> _Supplied entries_:
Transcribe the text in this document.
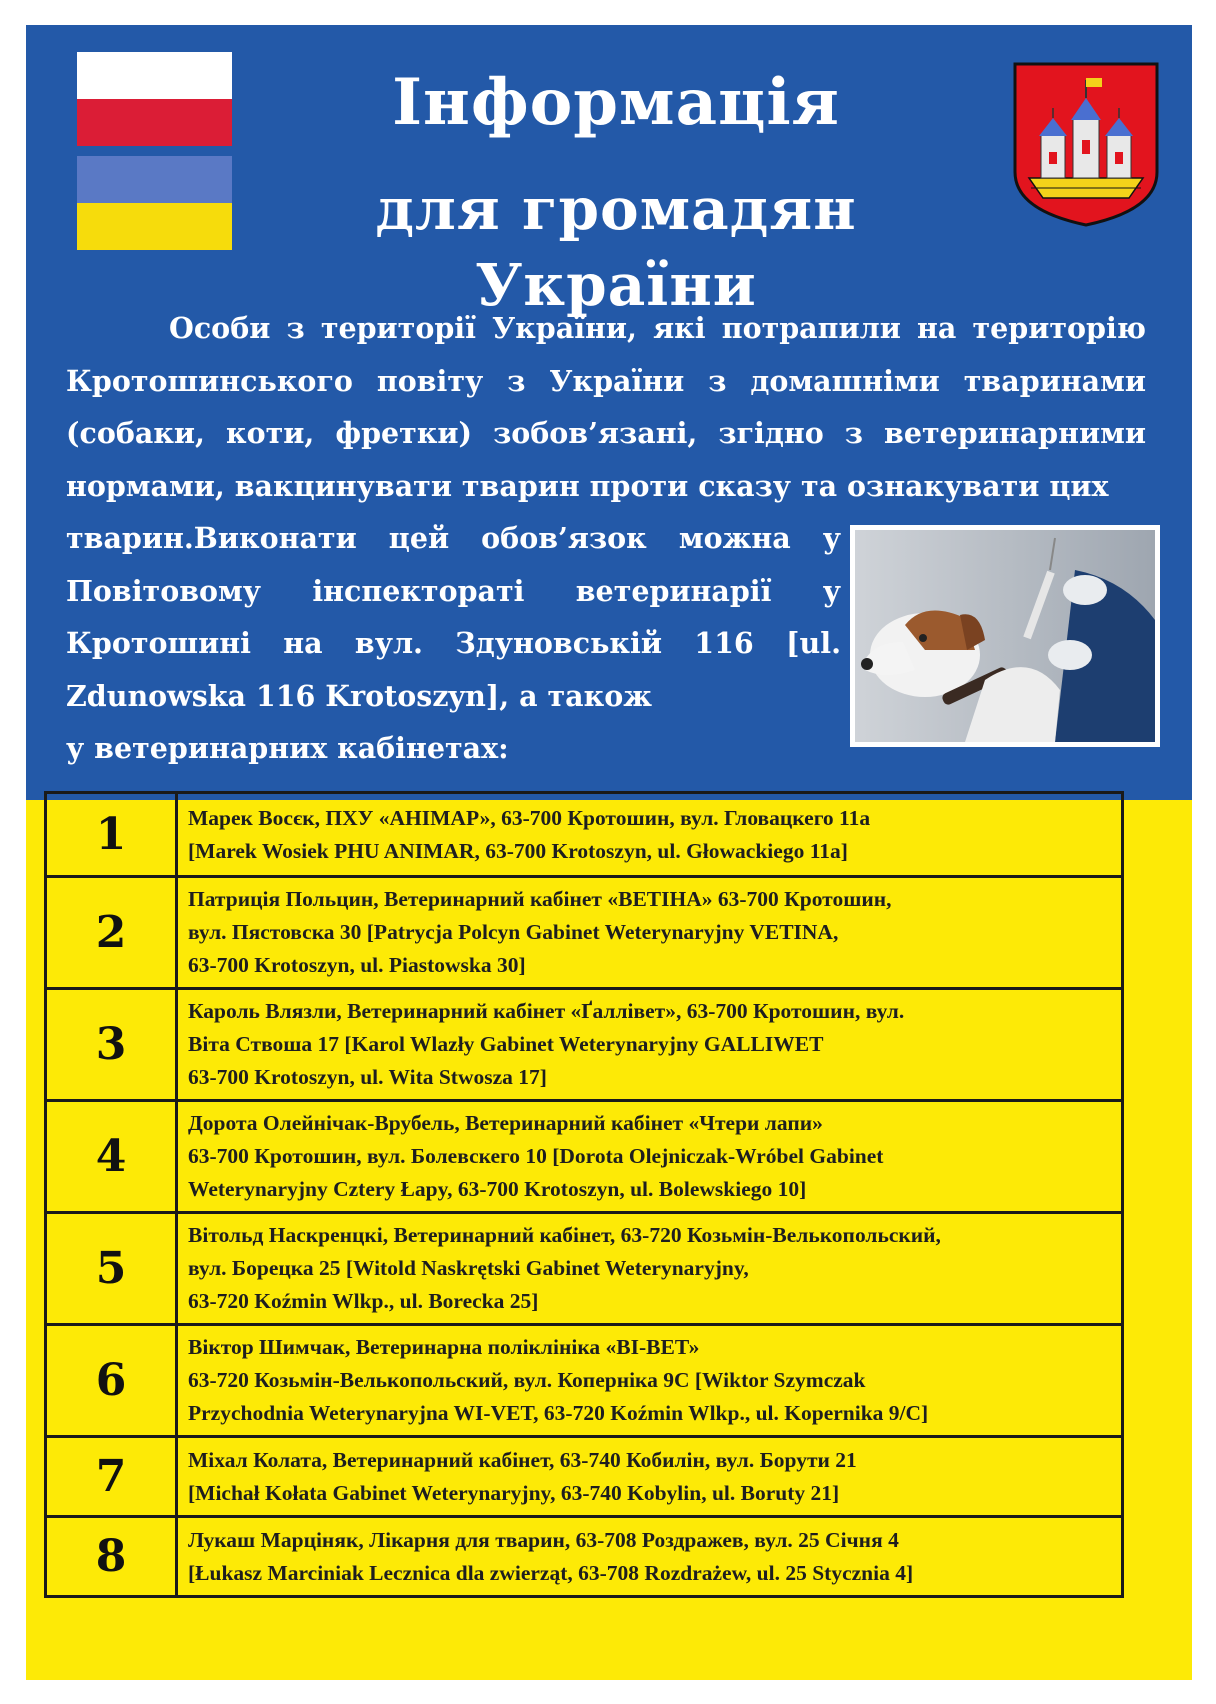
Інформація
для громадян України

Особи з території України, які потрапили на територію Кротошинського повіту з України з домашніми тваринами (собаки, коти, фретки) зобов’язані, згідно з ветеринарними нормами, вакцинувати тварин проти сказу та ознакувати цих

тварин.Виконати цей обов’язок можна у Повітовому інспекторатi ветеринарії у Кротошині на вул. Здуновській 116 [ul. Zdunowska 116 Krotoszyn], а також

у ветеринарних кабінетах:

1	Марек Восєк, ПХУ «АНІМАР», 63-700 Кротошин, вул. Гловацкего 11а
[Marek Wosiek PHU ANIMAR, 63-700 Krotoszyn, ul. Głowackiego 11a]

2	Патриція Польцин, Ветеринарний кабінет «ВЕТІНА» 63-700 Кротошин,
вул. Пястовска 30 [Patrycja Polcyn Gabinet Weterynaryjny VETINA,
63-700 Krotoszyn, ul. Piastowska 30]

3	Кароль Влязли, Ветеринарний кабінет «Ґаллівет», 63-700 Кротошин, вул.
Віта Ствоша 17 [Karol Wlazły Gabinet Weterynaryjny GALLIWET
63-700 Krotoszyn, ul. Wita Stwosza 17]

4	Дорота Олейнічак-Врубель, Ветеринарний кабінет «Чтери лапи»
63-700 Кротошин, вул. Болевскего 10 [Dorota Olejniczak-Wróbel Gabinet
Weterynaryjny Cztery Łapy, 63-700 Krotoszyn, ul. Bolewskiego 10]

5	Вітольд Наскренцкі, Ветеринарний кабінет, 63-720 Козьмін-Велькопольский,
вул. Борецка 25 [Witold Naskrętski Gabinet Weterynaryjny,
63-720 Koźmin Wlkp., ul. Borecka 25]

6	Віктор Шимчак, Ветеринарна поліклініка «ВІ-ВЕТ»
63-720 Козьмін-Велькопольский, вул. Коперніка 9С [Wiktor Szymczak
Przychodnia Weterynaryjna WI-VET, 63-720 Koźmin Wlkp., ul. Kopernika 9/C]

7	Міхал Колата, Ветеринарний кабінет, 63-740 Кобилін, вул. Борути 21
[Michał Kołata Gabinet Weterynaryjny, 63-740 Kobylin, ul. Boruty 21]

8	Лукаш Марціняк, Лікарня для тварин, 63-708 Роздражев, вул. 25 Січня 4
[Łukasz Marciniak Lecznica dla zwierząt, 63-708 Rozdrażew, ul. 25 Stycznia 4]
---
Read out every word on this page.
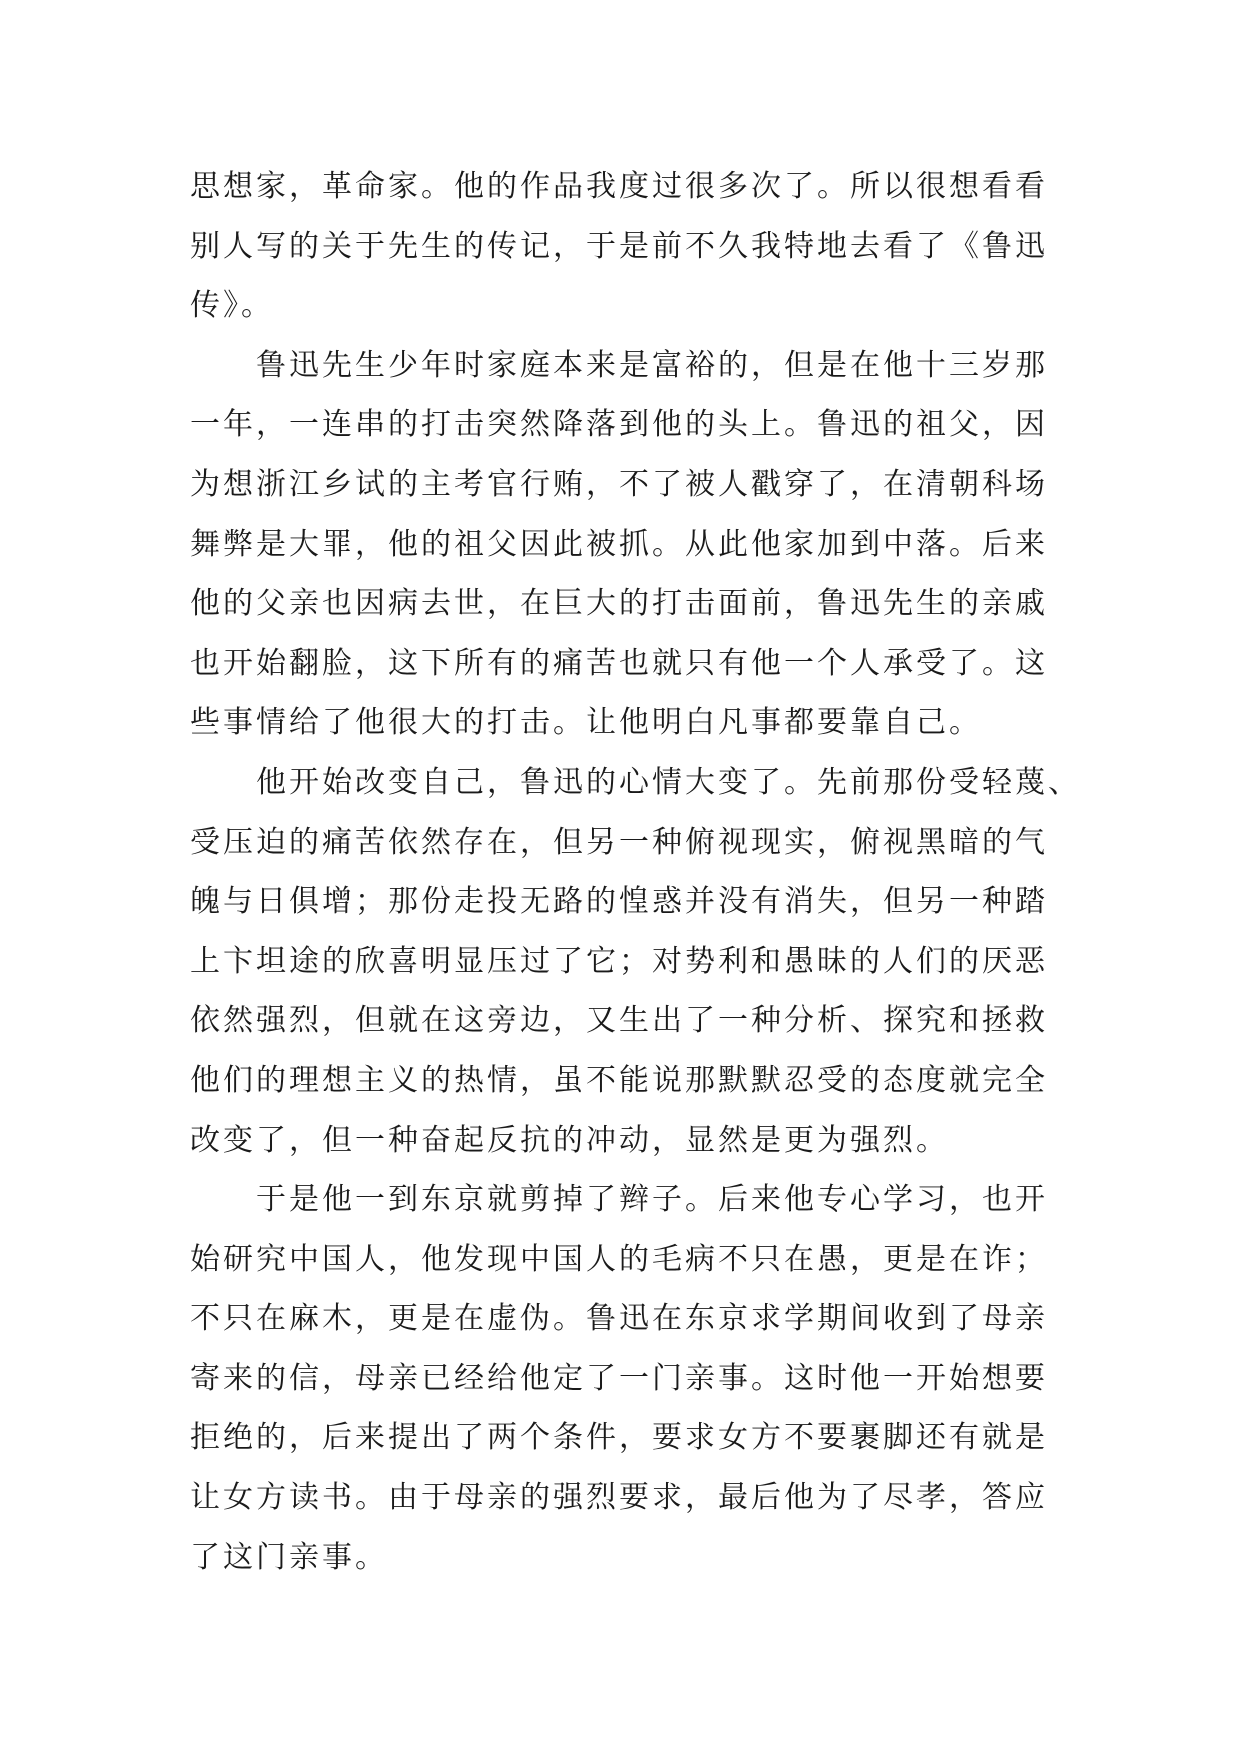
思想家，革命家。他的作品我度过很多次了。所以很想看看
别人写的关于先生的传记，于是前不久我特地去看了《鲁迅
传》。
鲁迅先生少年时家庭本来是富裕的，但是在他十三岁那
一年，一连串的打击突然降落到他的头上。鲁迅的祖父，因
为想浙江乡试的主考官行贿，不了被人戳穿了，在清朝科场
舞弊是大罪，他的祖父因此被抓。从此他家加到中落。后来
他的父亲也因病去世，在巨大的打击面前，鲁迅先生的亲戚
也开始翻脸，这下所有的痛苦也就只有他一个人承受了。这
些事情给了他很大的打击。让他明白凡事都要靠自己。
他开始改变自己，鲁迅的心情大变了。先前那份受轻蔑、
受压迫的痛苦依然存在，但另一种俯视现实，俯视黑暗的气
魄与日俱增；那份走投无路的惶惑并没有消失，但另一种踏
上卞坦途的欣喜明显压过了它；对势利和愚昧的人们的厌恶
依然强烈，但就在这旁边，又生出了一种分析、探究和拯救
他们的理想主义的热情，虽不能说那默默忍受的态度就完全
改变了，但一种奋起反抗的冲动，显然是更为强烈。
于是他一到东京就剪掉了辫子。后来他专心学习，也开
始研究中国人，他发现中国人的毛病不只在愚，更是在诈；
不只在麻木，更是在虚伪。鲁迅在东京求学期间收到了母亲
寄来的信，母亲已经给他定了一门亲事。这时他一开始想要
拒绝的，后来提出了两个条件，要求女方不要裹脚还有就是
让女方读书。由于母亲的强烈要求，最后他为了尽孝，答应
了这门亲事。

> _Written task_:
Find each line with the string "this" and copy it out.

> _Answer for the task_:
Transcribe the text in this document.
Read out every word on this page.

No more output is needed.